--- START OF Provided material ---
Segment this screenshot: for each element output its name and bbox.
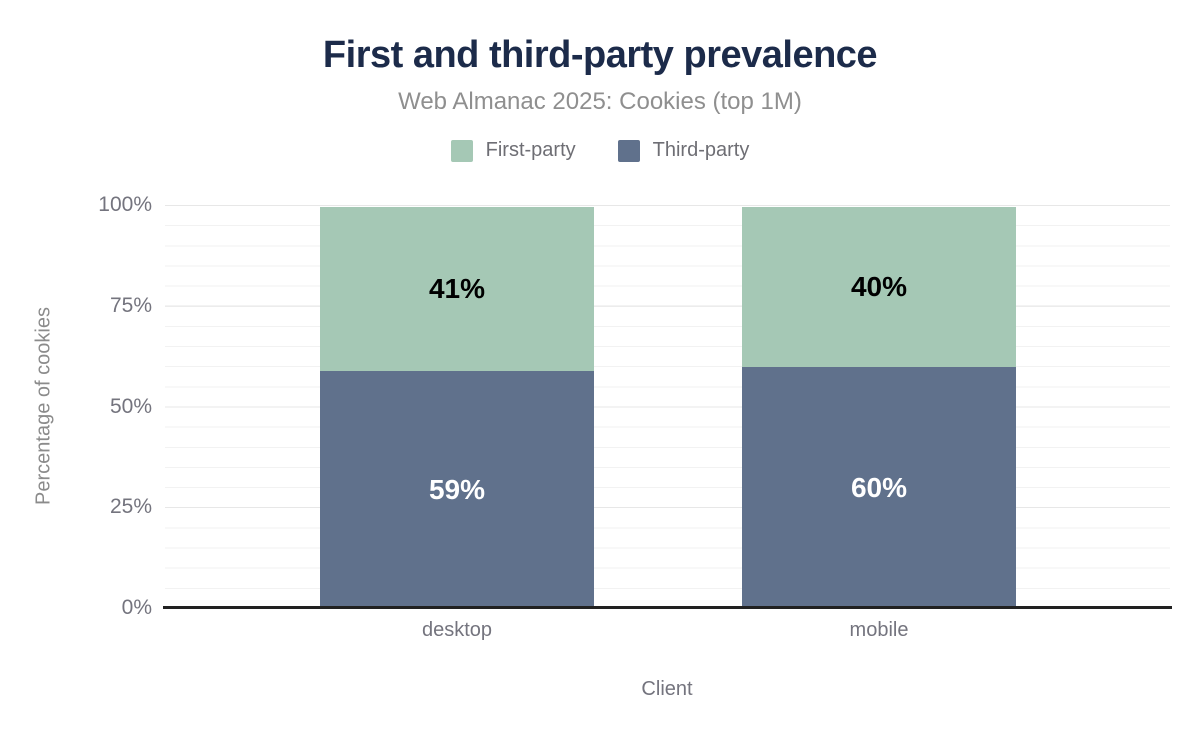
legend-swatch-third-party-icon (617, 139, 640, 162)
bar-desktop-first-party-value: 41% (428, 273, 486, 305)
legend-label-first-party: First-party (485, 139, 576, 161)
bar-mobile-first-party-segment: 40% (742, 207, 1016, 368)
x-tick-mobile: mobile (849, 619, 909, 641)
bar-mobile-first-party-value: 40% (850, 271, 908, 303)
legend: First-party Third-party (0, 139, 1200, 162)
bar-desktop-third-party-segment: 59% (320, 371, 594, 608)
bar-mobile-third-party-value: 60% (850, 471, 908, 503)
legend-swatch-first-party-icon (450, 139, 473, 162)
chart-title: First and third-party prevalence (322, 34, 878, 76)
legend-label-third-party: Third-party (652, 139, 750, 161)
bar-desktop: 41% 59% (320, 207, 594, 608)
bar-desktop-first-party-segment: 41% (320, 207, 594, 372)
x-axis-title: Client (641, 678, 693, 700)
plot-area: 100% 75% 50% 25% 0% 41% 59% 40% 60% desk… (98, 193, 1172, 641)
y-tick-50: 50% (109, 394, 152, 418)
bar-desktop-third-party-value: 59% (428, 473, 486, 505)
y-tick-100: 100% (98, 193, 152, 216)
legend-item-third-party: Third-party (617, 139, 750, 162)
x-axis-line (163, 606, 1172, 609)
x-tick-desktop: desktop (421, 619, 493, 641)
chart-subtitle: Web Almanac 2025: Cookies (top 1M) (398, 88, 802, 115)
y-tick-0: 0% (121, 596, 152, 619)
y-axis-title: Percentage of cookies (32, 307, 55, 505)
bar-mobile: 40% 60% (742, 207, 1016, 608)
legend-item-first-party: First-party (450, 139, 576, 162)
y-tick-25: 25% (109, 495, 152, 519)
y-tick-75: 75% (109, 293, 152, 317)
bar-mobile-third-party-segment: 60% (742, 367, 1016, 608)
--- END OF Provided material ---
Requirements - Recast every line of the records above as a Markdown table with two columns, Row and Line, numbering the rows and skipping any blank lines. Leave the pictures out of the table.

Reply -
| Row | Line |
|---|---|
| 1 | Segment this screenshot: for each element output its name and bbox. |
| 2 | legend-swatch-third-party-icon (617, 139, 640, 162) |
| 3 | bar-desktop-first-party-value: 41% (428, 273, 486, 305) |
| 4 | legend-label-first-party: First-party (485, 139, 576, 161) |
| 5 | bar-mobile-first-party-segment: 40% (742, 207, 1016, 368) |
| 6 | x-tick-mobile: mobile (849, 619, 909, 641) |
| 7 | bar-mobile-first-party-value: 40% (850, 271, 908, 303) |
| 8 | legend: First-party Third-party (0, 139, 1200, 162) |
| 9 | bar-desktop-third-party-segment: 59% (320, 371, 594, 608) |
| 10 | bar-mobile-third-party-value: 60% (850, 471, 908, 503) |
| 11 | legend-swatch-first-party-icon (450, 139, 473, 162) |
| 12 | chart-title: First and third-party prevalence (322, 34, 878, 76) |
| 13 | legend-label-third-party: Third-party (652, 139, 750, 161) |
| 14 | bar-desktop: 41% 59% (320, 207, 594, 608) |
| 15 | bar-desktop-first-party-segment: 41% (320, 207, 594, 372) |
| 16 | x-axis-title: Client (641, 678, 693, 700) |
| 17 | plot-area: 100% 75% 50% 25% 0% 41% 59% 40% 60% desk… (98, 193, 1172, 641) |
| 18 | y-tick-50: 50% (109, 394, 152, 418) |
| 19 | bar-desktop-third-party-value: 59% (428, 473, 486, 505) |
| 20 | y-tick-100: 100% (98, 193, 152, 216) |
| 21 | legend-item-third-party: Third-party (617, 139, 750, 162) |
| 22 | x-axis-line (163, 606, 1172, 609) |
| 23 | x-tick-desktop: desktop (421, 619, 493, 641) |
| 24 | chart-subtitle: Web Almanac 2025: Cookies (top 1M) (398, 88, 802, 115) |
| 25 | y-tick-0: 0% (121, 596, 152, 619) |
| 26 | y-axis-title: Percentage of cookies (32, 307, 55, 505) |
| 27 | bar-mobile: 40% 60% (742, 207, 1016, 608) |
| 28 | legend-item-first-party: First-party (450, 139, 576, 162) |
| 29 | y-tick-25: 25% (109, 495, 152, 519) |
| 30 | y-tick-75: 75% (109, 293, 152, 317) |
| 31 | bar-mobile-third-party-segment: 60% (742, 367, 1016, 608) |